Saved entries:
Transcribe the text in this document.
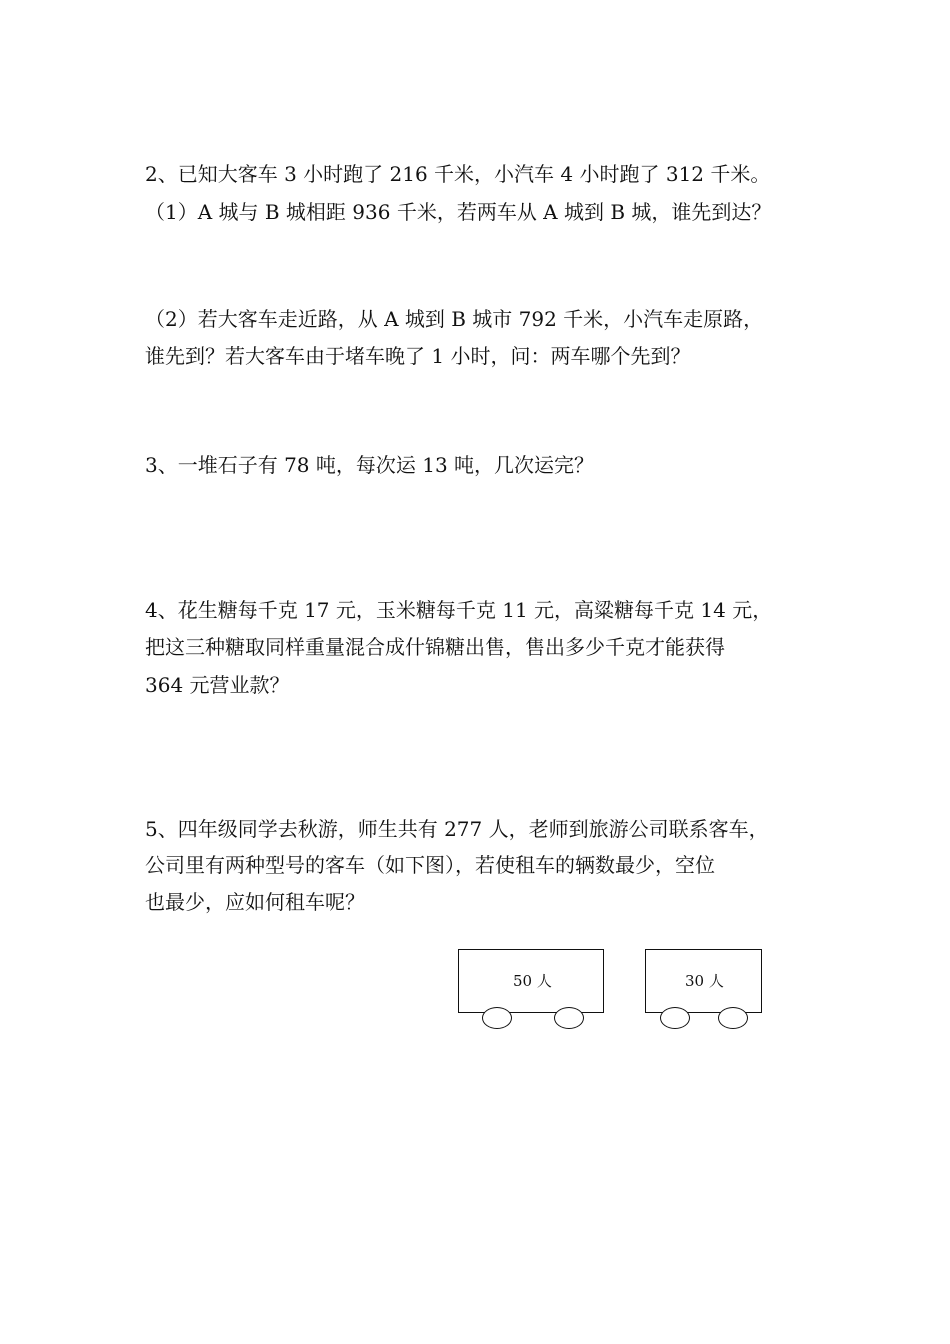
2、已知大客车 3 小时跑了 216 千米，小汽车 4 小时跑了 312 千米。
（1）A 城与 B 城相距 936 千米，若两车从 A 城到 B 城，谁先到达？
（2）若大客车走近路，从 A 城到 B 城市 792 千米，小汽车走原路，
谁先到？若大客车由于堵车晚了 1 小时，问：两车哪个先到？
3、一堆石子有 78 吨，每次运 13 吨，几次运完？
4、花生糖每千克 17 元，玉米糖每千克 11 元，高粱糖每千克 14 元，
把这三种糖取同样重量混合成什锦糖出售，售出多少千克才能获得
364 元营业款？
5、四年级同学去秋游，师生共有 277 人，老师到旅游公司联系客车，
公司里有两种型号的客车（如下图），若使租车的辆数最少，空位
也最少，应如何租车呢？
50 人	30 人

## Exercise prompt
Exclude the images and reproduce the remaining data exactly.

## Complete output
Transcribe the text in this document.
2、已知大客车 3 小时跑了 216 千米，小汽车 4 小时跑了 312 千米。
（1）A 城与 B 城相距 936 千米，若两车从 A 城到 B 城，谁先到达？
（2）若大客车走近路，从 A 城到 B 城市 792 千米，小汽车走原路，
谁先到？若大客车由于堵车晚了 1 小时，问：两车哪个先到？
3、一堆石子有 78 吨，每次运 13 吨，几次运完？
4、花生糖每千克 17 元，玉米糖每千克 11 元，高粱糖每千克 14 元，
把这三种糖取同样重量混合成什锦糖出售，售出多少千克才能获得
364 元营业款？
5、四年级同学去秋游，师生共有 277 人，老师到旅游公司联系客车，
公司里有两种型号的客车（如下图），若使租车的辆数最少，空位
也最少，应如何租车呢？
50 人	30 人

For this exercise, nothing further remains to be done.